Set problem>
Write out each line of the material again, word for word.

BEGIN Entries supplied

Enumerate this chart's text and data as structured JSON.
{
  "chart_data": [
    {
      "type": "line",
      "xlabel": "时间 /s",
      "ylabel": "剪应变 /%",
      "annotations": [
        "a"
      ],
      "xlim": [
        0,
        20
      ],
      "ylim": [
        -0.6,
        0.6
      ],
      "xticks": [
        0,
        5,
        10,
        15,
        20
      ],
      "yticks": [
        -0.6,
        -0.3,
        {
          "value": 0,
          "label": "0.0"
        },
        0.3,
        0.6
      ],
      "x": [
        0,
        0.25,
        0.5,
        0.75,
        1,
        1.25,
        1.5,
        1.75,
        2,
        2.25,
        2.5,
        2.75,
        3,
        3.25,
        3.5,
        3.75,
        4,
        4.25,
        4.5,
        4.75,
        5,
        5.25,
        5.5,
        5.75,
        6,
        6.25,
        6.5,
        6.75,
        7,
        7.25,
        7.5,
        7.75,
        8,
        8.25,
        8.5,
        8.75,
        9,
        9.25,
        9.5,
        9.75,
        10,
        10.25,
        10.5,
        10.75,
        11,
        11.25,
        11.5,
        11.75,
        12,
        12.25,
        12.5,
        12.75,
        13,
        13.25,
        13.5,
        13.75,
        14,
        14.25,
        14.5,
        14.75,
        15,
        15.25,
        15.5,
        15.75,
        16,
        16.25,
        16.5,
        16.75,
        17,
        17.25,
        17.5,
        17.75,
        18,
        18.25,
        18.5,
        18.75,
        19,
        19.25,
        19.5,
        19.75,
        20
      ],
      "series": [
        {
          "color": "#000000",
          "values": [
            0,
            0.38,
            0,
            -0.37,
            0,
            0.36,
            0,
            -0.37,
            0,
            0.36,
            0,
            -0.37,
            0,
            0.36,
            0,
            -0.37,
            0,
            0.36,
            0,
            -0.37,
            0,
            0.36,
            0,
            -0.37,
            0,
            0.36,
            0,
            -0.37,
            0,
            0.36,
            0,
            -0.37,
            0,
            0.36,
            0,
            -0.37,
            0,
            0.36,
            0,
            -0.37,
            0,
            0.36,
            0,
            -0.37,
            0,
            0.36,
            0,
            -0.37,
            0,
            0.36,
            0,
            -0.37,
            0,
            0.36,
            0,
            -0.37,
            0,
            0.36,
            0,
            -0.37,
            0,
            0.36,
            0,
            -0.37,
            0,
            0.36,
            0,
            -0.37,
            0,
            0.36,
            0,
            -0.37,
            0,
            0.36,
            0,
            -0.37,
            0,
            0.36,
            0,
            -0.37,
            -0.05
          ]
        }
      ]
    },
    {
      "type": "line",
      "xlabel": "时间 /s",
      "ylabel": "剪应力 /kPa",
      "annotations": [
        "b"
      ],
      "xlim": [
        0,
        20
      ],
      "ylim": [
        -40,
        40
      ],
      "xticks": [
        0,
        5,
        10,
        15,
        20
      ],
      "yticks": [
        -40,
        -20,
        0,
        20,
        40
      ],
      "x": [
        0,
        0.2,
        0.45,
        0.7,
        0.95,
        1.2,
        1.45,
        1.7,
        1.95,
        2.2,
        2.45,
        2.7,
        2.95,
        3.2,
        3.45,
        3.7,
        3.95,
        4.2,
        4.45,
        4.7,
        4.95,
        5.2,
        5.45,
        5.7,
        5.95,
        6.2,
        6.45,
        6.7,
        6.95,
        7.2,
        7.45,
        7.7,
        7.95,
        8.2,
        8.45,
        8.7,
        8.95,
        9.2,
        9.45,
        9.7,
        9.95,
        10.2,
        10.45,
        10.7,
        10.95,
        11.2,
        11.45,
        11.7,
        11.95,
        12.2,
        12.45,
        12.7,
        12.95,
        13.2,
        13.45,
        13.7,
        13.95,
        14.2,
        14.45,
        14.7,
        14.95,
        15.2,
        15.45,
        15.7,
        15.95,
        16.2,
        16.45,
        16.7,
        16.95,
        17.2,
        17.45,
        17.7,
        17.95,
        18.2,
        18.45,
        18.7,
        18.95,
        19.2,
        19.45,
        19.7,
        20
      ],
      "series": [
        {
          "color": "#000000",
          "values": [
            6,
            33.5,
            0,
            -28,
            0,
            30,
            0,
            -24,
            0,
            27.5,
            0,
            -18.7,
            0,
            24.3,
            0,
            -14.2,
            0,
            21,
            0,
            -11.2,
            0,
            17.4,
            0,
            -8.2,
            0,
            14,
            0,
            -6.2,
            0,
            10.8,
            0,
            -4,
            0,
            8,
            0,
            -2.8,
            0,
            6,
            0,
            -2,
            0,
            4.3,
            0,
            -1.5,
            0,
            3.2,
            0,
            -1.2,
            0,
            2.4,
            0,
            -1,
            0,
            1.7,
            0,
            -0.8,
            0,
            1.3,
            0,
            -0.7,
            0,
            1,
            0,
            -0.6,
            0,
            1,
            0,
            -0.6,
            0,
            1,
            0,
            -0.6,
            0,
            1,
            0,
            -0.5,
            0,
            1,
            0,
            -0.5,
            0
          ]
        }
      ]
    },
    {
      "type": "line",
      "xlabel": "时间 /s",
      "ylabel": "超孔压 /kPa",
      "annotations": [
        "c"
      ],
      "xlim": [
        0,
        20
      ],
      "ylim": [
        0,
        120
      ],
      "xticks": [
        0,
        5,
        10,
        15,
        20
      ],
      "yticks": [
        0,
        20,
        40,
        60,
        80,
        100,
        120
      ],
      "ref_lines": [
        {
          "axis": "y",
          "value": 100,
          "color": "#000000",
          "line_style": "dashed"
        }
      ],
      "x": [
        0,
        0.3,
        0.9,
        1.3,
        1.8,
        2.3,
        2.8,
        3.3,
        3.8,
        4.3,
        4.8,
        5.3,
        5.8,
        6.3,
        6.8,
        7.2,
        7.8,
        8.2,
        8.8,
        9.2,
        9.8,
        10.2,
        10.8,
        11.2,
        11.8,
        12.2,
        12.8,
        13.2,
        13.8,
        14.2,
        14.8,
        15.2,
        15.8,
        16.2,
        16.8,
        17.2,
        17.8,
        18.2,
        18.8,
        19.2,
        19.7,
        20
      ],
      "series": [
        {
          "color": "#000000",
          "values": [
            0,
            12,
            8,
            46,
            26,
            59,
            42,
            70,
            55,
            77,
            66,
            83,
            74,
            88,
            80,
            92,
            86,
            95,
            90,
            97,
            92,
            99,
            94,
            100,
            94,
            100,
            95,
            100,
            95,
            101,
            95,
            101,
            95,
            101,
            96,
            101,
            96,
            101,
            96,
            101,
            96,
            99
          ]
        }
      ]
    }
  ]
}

END Entries supplied

Correct answer>
Enumerate this chart's text and data as structured JSON.
{
  "chart_data": [
    {
      "type": "line",
      "xlabel": "时间 /s",
      "ylabel": "剪应变 /%",
      "annotations": [
        "a"
      ],
      "xlim": [
        0,
        20
      ],
      "ylim": [
        -0.6,
        0.6
      ],
      "xticks": [
        0,
        5,
        10,
        15,
        20
      ],
      "yticks": [
        -0.6,
        -0.3,
        {
          "value": 0,
          "label": "0.0"
        },
        0.3,
        0.6
      ],
      "x": [
        0,
        0.25,
        0.5,
        0.75,
        1,
        1.25,
        1.5,
        1.75,
        2,
        2.25,
        2.5,
        2.75,
        3,
        3.25,
        3.5,
        3.75,
        4,
        4.25,
        4.5,
        4.75,
        5,
        5.25,
        5.5,
        5.75,
        6,
        6.25,
        6.5,
        6.75,
        7,
        7.25,
        7.5,
        7.75,
        8,
        8.25,
        8.5,
        8.75,
        9,
        9.25,
        9.5,
        9.75,
        10,
        10.25,
        10.5,
        10.75,
        11,
        11.25,
        11.5,
        11.75,
        12,
        12.25,
        12.5,
        12.75,
        13,
        13.25,
        13.5,
        13.75,
        14,
        14.25,
        14.5,
        14.75,
        15,
        15.25,
        15.5,
        15.75,
        16,
        16.25,
        16.5,
        16.75,
        17,
        17.25,
        17.5,
        17.75,
        18,
        18.25,
        18.5,
        18.75,
        19,
        19.25,
        19.5,
        19.75,
        20
      ],
      "series": [
        {
          "color": "#000000",
          "values": [
            0,
            0.38,
            0,
            -0.37,
            0,
            0.36,
            0,
            -0.37,
            0,
            0.36,
            0,
            -0.37,
            0,
            0.36,
            0,
            -0.37,
            0,
            0.36,
            0,
            -0.37,
            0,
            0.36,
            0,
            -0.37,
            0,
            0.36,
            0,
            -0.37,
            0,
            0.36,
            0,
            -0.37,
            0,
            0.36,
            0,
            -0.37,
            0,
            0.36,
            0,
            -0.37,
            0,
            0.36,
            0,
            -0.37,
            0,
            0.36,
            0,
            -0.37,
            0,
            0.36,
            0,
            -0.37,
            0,
            0.36,
            0,
            -0.37,
            0,
            0.36,
            0,
            -0.37,
            0,
            0.36,
            0,
            -0.37,
            0,
            0.36,
            0,
            -0.37,
            0,
            0.36,
            0,
            -0.37,
            0,
            0.36,
            0,
            -0.37,
            0,
            0.36,
            0,
            -0.37,
            -0.05
          ]
        }
      ]
    },
    {
      "type": "line",
      "xlabel": "时间 /s",
      "ylabel": "剪应力 /kPa",
      "annotations": [
        "b"
      ],
      "xlim": [
        0,
        20
      ],
      "ylim": [
        -40,
        40
      ],
      "xticks": [
        0,
        5,
        10,
        15,
        20
      ],
      "yticks": [
        -40,
        -20,
        0,
        20,
        40
      ],
      "x": [
        0,
        0.2,
        0.45,
        0.7,
        0.95,
        1.2,
        1.45,
        1.7,
        1.95,
        2.2,
        2.45,
        2.7,
        2.95,
        3.2,
        3.45,
        3.7,
        3.95,
        4.2,
        4.45,
        4.7,
        4.95,
        5.2,
        5.45,
        5.7,
        5.95,
        6.2,
        6.45,
        6.7,
        6.95,
        7.2,
        7.45,
        7.7,
        7.95,
        8.2,
        8.45,
        8.7,
        8.95,
        9.2,
        9.45,
        9.7,
        9.95,
        10.2,
        10.45,
        10.7,
        10.95,
        11.2,
        11.45,
        11.7,
        11.95,
        12.2,
        12.45,
        12.7,
        12.95,
        13.2,
        13.45,
        13.7,
        13.95,
        14.2,
        14.45,
        14.7,
        14.95,
        15.2,
        15.45,
        15.7,
        15.95,
        16.2,
        16.45,
        16.7,
        16.95,
        17.2,
        17.45,
        17.7,
        17.95,
        18.2,
        18.45,
        18.7,
        18.95,
        19.2,
        19.45,
        19.7,
        20
      ],
      "series": [
        {
          "color": "#000000",
          "values": [
            6,
            33.5,
            0,
            -28,
            0,
            30,
            0,
            -24,
            0,
            27.5,
            0,
            -18.7,
            0,
            24.3,
            0,
            -14.2,
            0,
            21,
            0,
            -11.2,
            0,
            17.4,
            0,
            -8.2,
            0,
            14,
            0,
            -6.2,
            0,
            10.8,
            0,
            -4,
            0,
            8,
            0,
            -2.8,
            0,
            6,
            0,
            -2,
            0,
            4.3,
            0,
            -1.5,
            0,
            3.2,
            0,
            -1.2,
            0,
            2.4,
            0,
            -1,
            0,
            1.7,
            0,
            -0.8,
            0,
            1.3,
            0,
            -0.7,
            0,
            1,
            0,
            -0.6,
            0,
            1,
            0,
            -0.6,
            0,
            1,
            0,
            -0.6,
            0,
            1,
            0,
            -0.5,
            0,
            1,
            0,
            -0.5,
            0
          ]
        }
      ]
    },
    {
      "type": "line",
      "xlabel": "时间 /s",
      "ylabel": "超孔压 /kPa",
      "annotations": [
        "c"
      ],
      "xlim": [
        0,
        20
      ],
      "ylim": [
        0,
        120
      ],
      "xticks": [
        0,
        5,
        10,
        15,
        20
      ],
      "yticks": [
        0,
        20,
        40,
        60,
        80,
        100,
        120
      ],
      "ref_lines": [
        {
          "axis": "y",
          "value": 100,
          "color": "#000000",
          "line_style": "dashed"
        }
      ],
      "x": [
        0,
        0.3,
        0.9,
        1.3,
        1.8,
        2.3,
        2.8,
        3.3,
        3.8,
        4.3,
        4.8,
        5.3,
        5.8,
        6.3,
        6.8,
        7.2,
        7.8,
        8.2,
        8.8,
        9.2,
        9.8,
        10.2,
        10.8,
        11.2,
        11.8,
        12.2,
        12.8,
        13.2,
        13.8,
        14.2,
        14.8,
        15.2,
        15.8,
        16.2,
        16.8,
        17.2,
        17.8,
        18.2,
        18.8,
        19.2,
        19.7,
        20
      ],
      "series": [
        {
          "color": "#000000",
          "values": [
            0,
            12,
            8,
            46,
            26,
            59,
            42,
            70,
            55,
            77,
            66,
            83,
            74,
            88,
            80,
            92,
            86,
            95,
            90,
            97,
            92,
            99,
            94,
            100,
            94,
            100,
            95,
            100,
            95,
            101,
            95,
            101,
            95,
            101,
            96,
            101,
            96,
            101,
            96,
            101,
            96,
            99
          ]
        }
      ]
    }
  ]
}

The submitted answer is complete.